§ Gestellte Aufgaben
1. Aktualisiere im Text über Mark Selby die Stelle zwischen „Denn der Engländer“ und „Mal zu gewinnen.“, beides eingeschlossen, und setze dabei „Brite“ an die Stelle von „Engländer“.
2. Zähle alle Personen auf, die im Text über Mark Selby mit Namen genannt werden.

§ Textabschnitt
Snooker-Champ Selby und ein Notruf via Twitter
Sheffield (dpa) – Der Weltmeister setzte einen Notruf in den sozialen Netzwerken ab. Mit bemerkenswerter Offenheit machte Snooker-Champion Mark Selby seinen Problemen und seinem Kummer Luft – via Twitter.
«Ich möchte mich nur bei all meinen Freunden und meiner Familie dafür entschuldigen, dass ich sie im Stich gelassen habe. Psychisch bin ich derzeit in keiner guten Verfassung», schrieb Selby, der unter seinem Spitznamen «Jester from Leicester» (Spaßvogel aus Leicester) seit Jahren die Snooker-Szene prägt und in aller Öffentlichkeit über einen eigenen «Rückfall» berichtete. Fast flehentlich bat er: «Ich brauche Hilfe.»
Bei WM besonders im Fokus
So etwas hatte in der Sportwelt lange Seltenheitswert, doch in Turn-Olympiasiegerin Simone Biles und Tennis-Star Naomi Osaka gab es im vergangenen Jahr weitere prominente Beispiele für den offenen Umgang mit mentalen Problemen. Auf dem 38 Jahre alten Selby wird bei der Snooker-WM ab Samstag (11.00 Uhr/Eurosport) im Crucible Theatre von Sheffield nun besonders der Fokus liegen.
Denn der Engländer sorgte vor seinem im Januar veröffentlichten Twitter-Hilferuf, für den er viel Anerkennung und Zuspruch erntete, für Aufsehen, auch sportlich wieder einmal für Aufsehen. Selby ist beim wichtigsten Turnier des Snooker-Kalenders erneut Titelverteidiger. Geht es nach dem deutschen Experten Rolf Kalb, stehen Selbys Chancen aber nicht allzu gut, die begehrte Trophäe nun ein fünftes Mal zu gewinnen.

§ Vorliegende Daten

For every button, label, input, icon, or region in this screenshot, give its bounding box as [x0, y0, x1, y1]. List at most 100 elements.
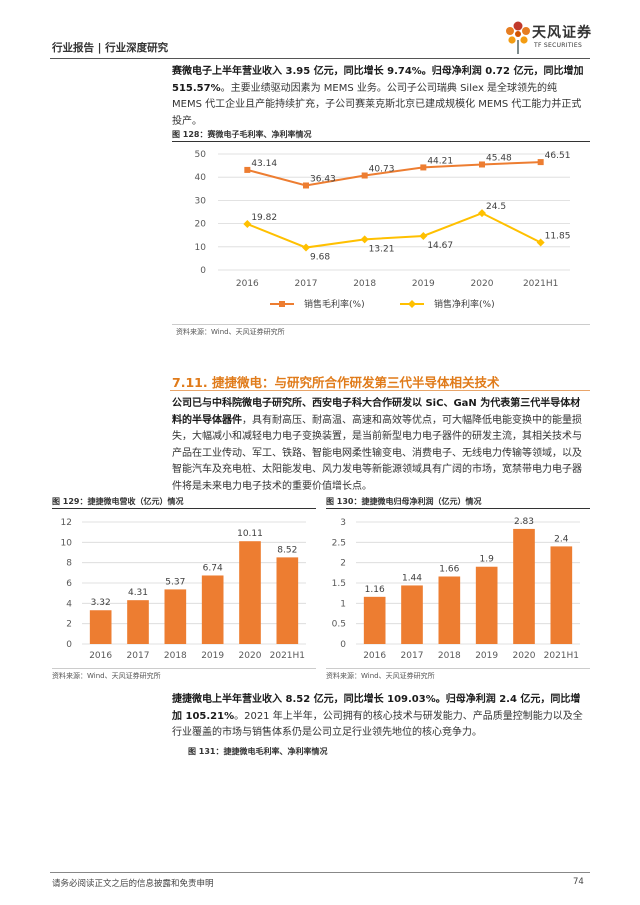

§ Lösungen
1.
Denn der Brite sorgte vor seinem im Januar veröffentlichten Twitter-Hilferuf, für den er viel Anerkennung und Zuspruch erntete, für Aufsehen, auch sportlich wieder einmal für Aufsehen. Selby ist beim wichtigsten Turnier des Snooker-Kalenders erneut Titelverteidiger. Geht es nach dem deutschen Experten Rolf Kalb, stehen Selbys Chancen aber nicht allzu gut, die begehrte Trophäe nun ein fünftes Mal zu gewinnen.

2.
- Mark Selby
- Simone Biles
- Naomi Osaka
- Rolf Kalb